Data entries:
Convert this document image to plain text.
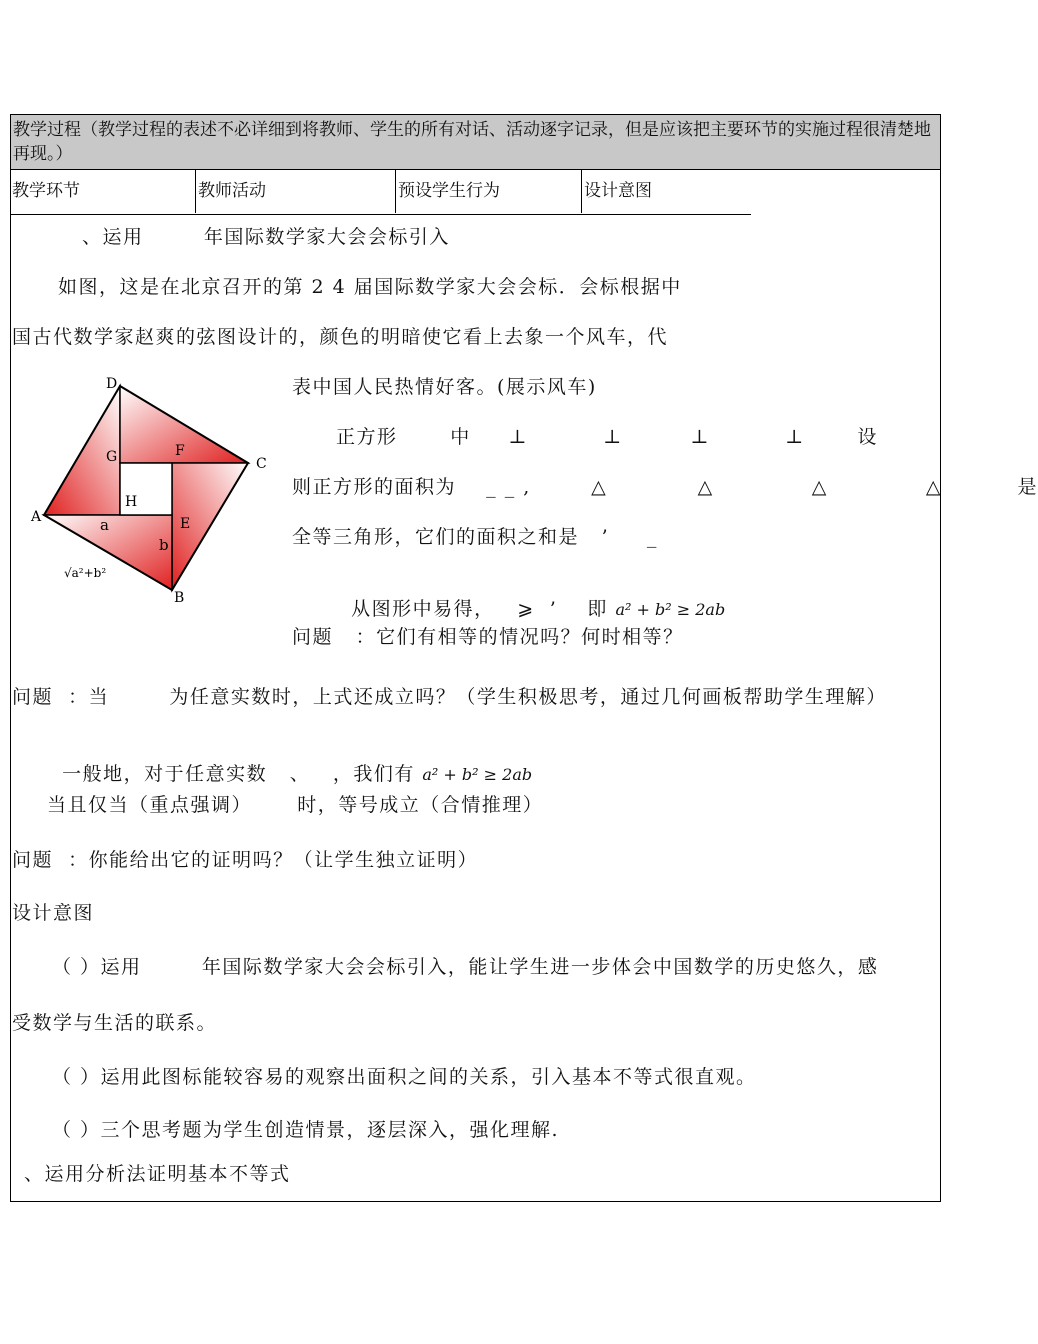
教学过程（教学过程的表述不必详细到将教师、学生的所有对话、活动逐字记录，但是应该把主要环节的实施过程很清楚地再现。）
教学环节	教师活动	预设学生行为	设计意图
、运用        年国际数学家大会会标引入
如图，这是在北京召开的第 2 4 届国际数学家大会会标．会标根据中
国古代数学家赵爽的弦图设计的，颜色的明暗使它看上去象一个风车，代
表中国人民热情好客。(展示风车)
D
C
B
A
F
G
H
E
a
b
√a²+b²
正方形       中     ⊥          ⊥         ⊥          ⊥       设
则正方形的面积为    _ _ ,        △            △             △             △          是
全等三角形，它们的面积之和是   ’     _

从图形中易得，   ⩾  ’    即 a² + b² ≥ 2ab

问题   ：它们有相等的情况吗？何时相等？
问题  ：当        为任意实数时，上式还成立吗？（学生积极思考，通过几何画板帮助学生理解）

一般地，对于任意实数   、   ，我们有 a² + b² ≥ 2ab

当且仅当（重点强调）      时，等号成立（合情推理）
问题  ：你能给出它的证明吗？（让学生独立证明）
设计意图
（ ）运用        年国际数学家大会会标引入，能让学生进一步体会中国数学的历史悠久，感
受数学与生活的联系。
（ ）运用此图标能较容易的观察出面积之间的关系，引入基本不等式很直观。
（ ）三个思考题为学生创造情景，逐层深入，强化理解.
、运用分析法证明基本不等式
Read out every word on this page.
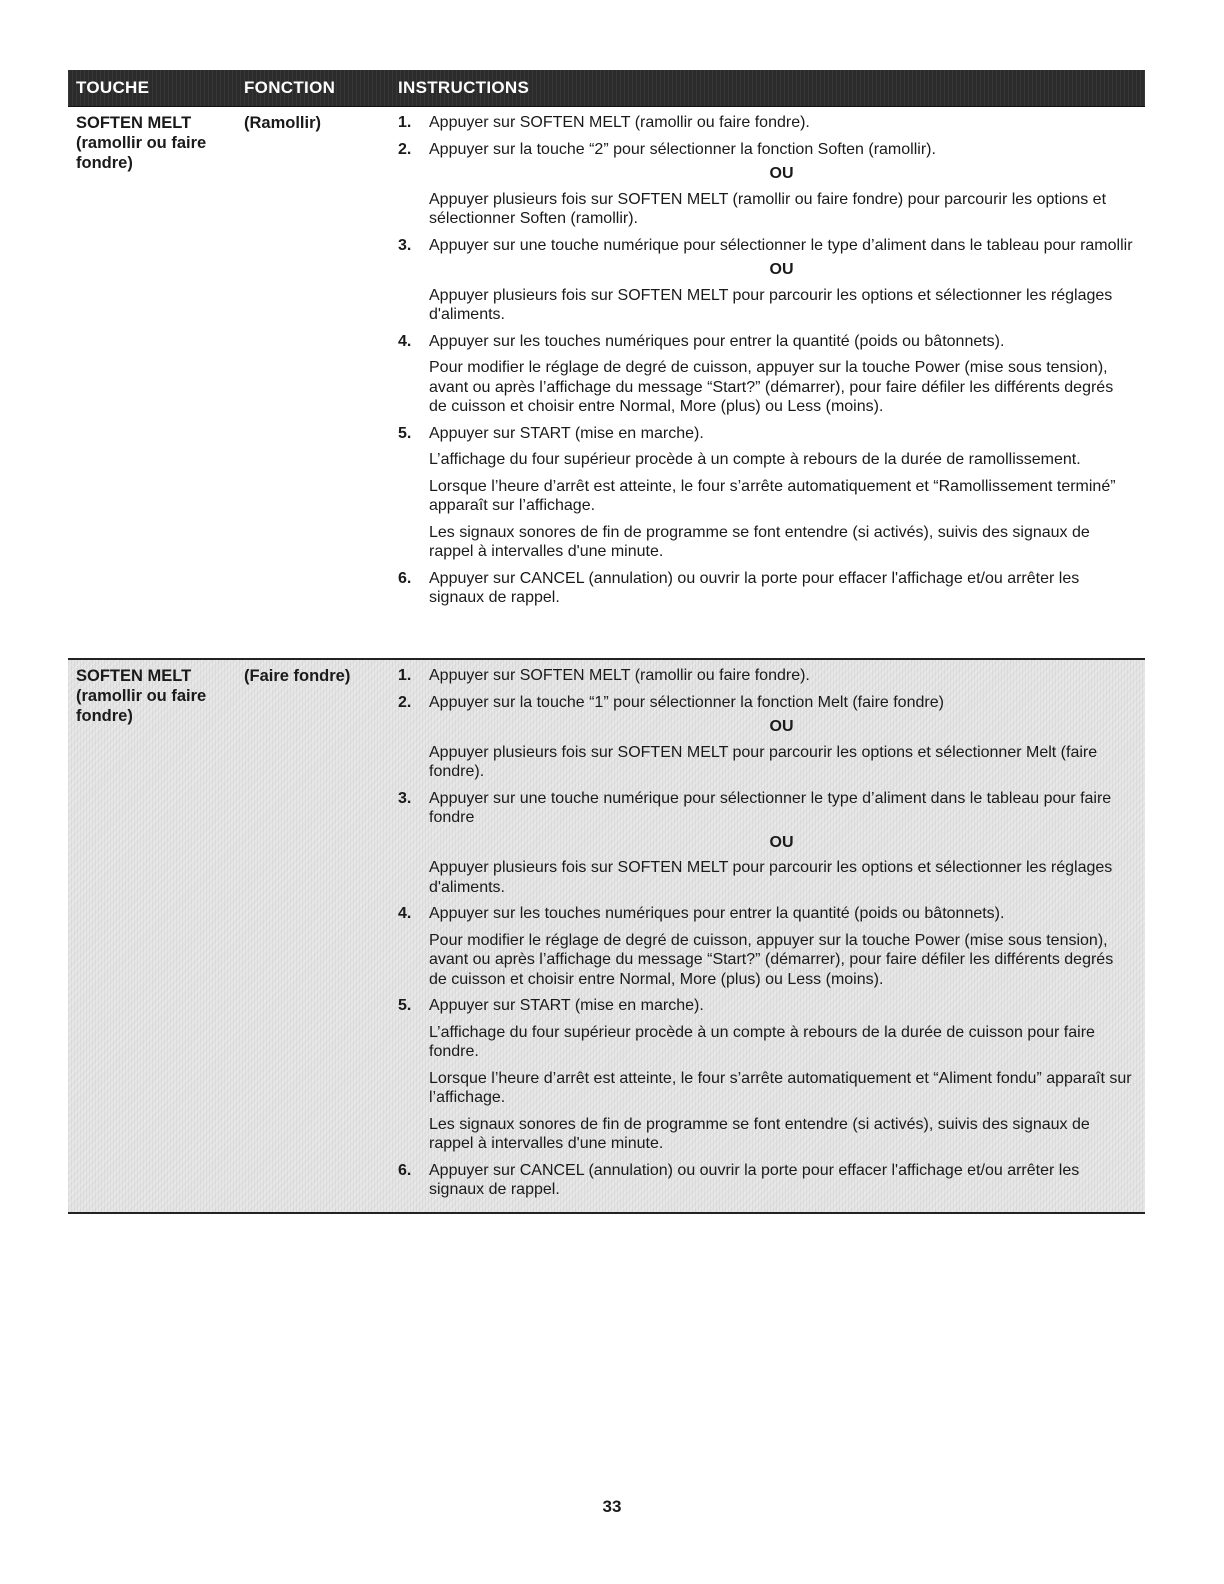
TOUCHE	FONCTION	INSTRUCTIONS
SOFTEN MELT
(ramollir ou faire
fondre)
(Ramollir)	1. Appuyer sur SOFTEN MELT (ramollir ou faire fondre).
2. Appuyer sur la touche “2” pour sélectionner la fonction Soften (ramollir).
OU
Appuyer plusieurs fois sur SOFTEN MELT (ramollir ou faire fondre) pour parcourir les options et sélectionner Soften (ramollir).
3. Appuyer sur une touche numérique pour sélectionner le type d’aliment dans le tableau pour ramollir
OU
Appuyer plusieurs fois sur SOFTEN MELT pour parcourir les options et sélectionner les réglages d'aliments.
4. Appuyer sur les touches numériques pour entrer la quantité (poids ou bâtonnets).
Pour modifier le réglage de degré de cuisson, appuyer sur la touche Power (mise sous tension), avant ou après l’affichage du message “Start?” (démarrer), pour faire défiler les différents degrés de cuisson et choisir entre Normal, More (plus) ou Less (moins).
5. Appuyer sur START (mise en marche).
L’affichage du four supérieur procède à un compte à rebours de la durée de ramollissement.
Lorsque l’heure d’arrêt est atteinte, le four s’arrête automatiquement et “Ramollissement terminé” apparaît sur l’affichage.
Les signaux sonores de fin de programme se font entendre (si activés), suivis des signaux de rappel à intervalles d'une minute.
6. Appuyer sur CANCEL (annulation) ou ouvrir la porte pour effacer l'affichage et/ou arrêter les signaux de rappel.
SOFTEN MELT
(ramollir ou faire
fondre)
(Faire fondre)	1. Appuyer sur SOFTEN MELT (ramollir ou faire fondre).
2. Appuyer sur la touche “1” pour sélectionner la fonction Melt (faire fondre)
OU
Appuyer plusieurs fois sur SOFTEN MELT pour parcourir les options et sélectionner Melt (faire fondre).
3. Appuyer sur une touche numérique pour sélectionner le type d’aliment dans le tableau pour faire fondre
OU
Appuyer plusieurs fois sur SOFTEN MELT pour parcourir les options et sélectionner les réglages d'aliments.
4. Appuyer sur les touches numériques pour entrer la quantité (poids ou bâtonnets).
Pour modifier le réglage de degré de cuisson, appuyer sur la touche Power (mise sous tension), avant ou après l’affichage du message “Start?” (démarrer), pour faire défiler les différents degrés de cuisson et choisir entre Normal, More (plus) ou Less (moins).
5. Appuyer sur START (mise en marche).
L’affichage du four supérieur procède à un compte à rebours de la durée de cuisson pour faire fondre.
Lorsque l’heure d’arrêt est atteinte, le four s’arrête automatiquement et “Aliment fondu” apparaît sur l’affichage.
Les signaux sonores de fin de programme se font entendre (si activés), suivis des signaux de rappel à intervalles d'une minute.
6. Appuyer sur CANCEL (annulation) ou ouvrir la porte pour effacer l'affichage et/ou arrêter les signaux de rappel.
33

THE TASK> Repeat the data exactly, excluding the pictures.

FULL RESPONSE>
Convert this document image to plain text.
教学过程（教学过程的表述不必详细到将教师、学生的所有对话、活动逐字记录，但是应该把主要环节的实施过程很清楚地再现。）
教学环节	教师活动	预设学生行为	设计意图
、运用        年国际数学家大会会标引入
如图，这是在北京召开的第 2 4 届国际数学家大会会标．会标根据中
国古代数学家赵爽的弦图设计的，颜色的明暗使它看上去象一个风车，代
表中国人民热情好客。(展示风车)
D
C
B
A
F
G
H
E
a
b
√a²+b²
正方形       中     ⊥          ⊥         ⊥          ⊥       设
则正方形的面积为    _ _ ,        △            △             △             △          是
全等三角形，它们的面积之和是   ’     _

从图形中易得，   ⩾  ’    即 a² + b² ≥ 2ab

问题   ：它们有相等的情况吗？何时相等？
问题  ：当        为任意实数时，上式还成立吗？（学生积极思考，通过几何画板帮助学生理解）

一般地，对于任意实数   、   ，我们有 a² + b² ≥ 2ab

当且仅当（重点强调）      时，等号成立（合情推理）
问题  ：你能给出它的证明吗？（让学生独立证明）
设计意图
（ ）运用        年国际数学家大会会标引入，能让学生进一步体会中国数学的历史悠久，感
受数学与生活的联系。
（ ）运用此图标能较容易的观察出面积之间的关系，引入基本不等式很直观。
（ ）三个思考题为学生创造情景，逐层深入，强化理解.
、运用分析法证明基本不等式
Read out every word on this page.
TOUCHE	FONCTION	INSTRUCTIONS
SOFTEN MELT
(ramollir ou faire
fondre)
(Ramollir)	1. Appuyer sur SOFTEN MELT (ramollir ou faire fondre).
2. Appuyer sur la touche “2” pour sélectionner la fonction Soften (ramollir).
OU
Appuyer plusieurs fois sur SOFTEN MELT (ramollir ou faire fondre) pour parcourir les options et sélectionner Soften (ramollir).
3. Appuyer sur une touche numérique pour sélectionner le type d’aliment dans le tableau pour ramollir
OU
Appuyer plusieurs fois sur SOFTEN MELT pour parcourir les options et sélectionner les réglages d'aliments.
4. Appuyer sur les touches numériques pour entrer la quantité (poids ou bâtonnets).
Pour modifier le réglage de degré de cuisson, appuyer sur la touche Power (mise sous tension), avant ou après l’affichage du message “Start?” (démarrer), pour faire défiler les différents degrés de cuisson et choisir entre Normal, More (plus) ou Less (moins).
5. Appuyer sur START (mise en marche).
L’affichage du four supérieur procède à un compte à rebours de la durée de ramollissement.
Lorsque l’heure d’arrêt est atteinte, le four s’arrête automatiquement et “Ramollissement terminé” apparaît sur l’affichage.
Les signaux sonores de fin de programme se font entendre (si activés), suivis des signaux de rappel à intervalles d'une minute.
6. Appuyer sur CANCEL (annulation) ou ouvrir la porte pour effacer l'affichage et/ou arrêter les signaux de rappel.
SOFTEN MELT
(ramollir ou faire
fondre)
(Faire fondre)	1. Appuyer sur SOFTEN MELT (ramollir ou faire fondre).
2. Appuyer sur la touche “1” pour sélectionner la fonction Melt (faire fondre)
OU
Appuyer plusieurs fois sur SOFTEN MELT pour parcourir les options et sélectionner Melt (faire fondre).
3. Appuyer sur une touche numérique pour sélectionner le type d’aliment dans le tableau pour faire fondre
OU
Appuyer plusieurs fois sur SOFTEN MELT pour parcourir les options et sélectionner les réglages d'aliments.
4. Appuyer sur les touches numériques pour entrer la quantité (poids ou bâtonnets).
Pour modifier le réglage de degré de cuisson, appuyer sur la touche Power (mise sous tension), avant ou après l’affichage du message “Start?” (démarrer), pour faire défiler les différents degrés de cuisson et choisir entre Normal, More (plus) ou Less (moins).
5. Appuyer sur START (mise en marche).
L’affichage du four supérieur procède à un compte à rebours de la durée de cuisson pour faire fondre.
Lorsque l’heure d’arrêt est atteinte, le four s’arrête automatiquement et “Aliment fondu” apparaît sur l’affichage.
Les signaux sonores de fin de programme se font entendre (si activés), suivis des signaux de rappel à intervalles d'une minute.
6. Appuyer sur CANCEL (annulation) ou ouvrir la porte pour effacer l'affichage et/ou arrêter les signaux de rappel.
33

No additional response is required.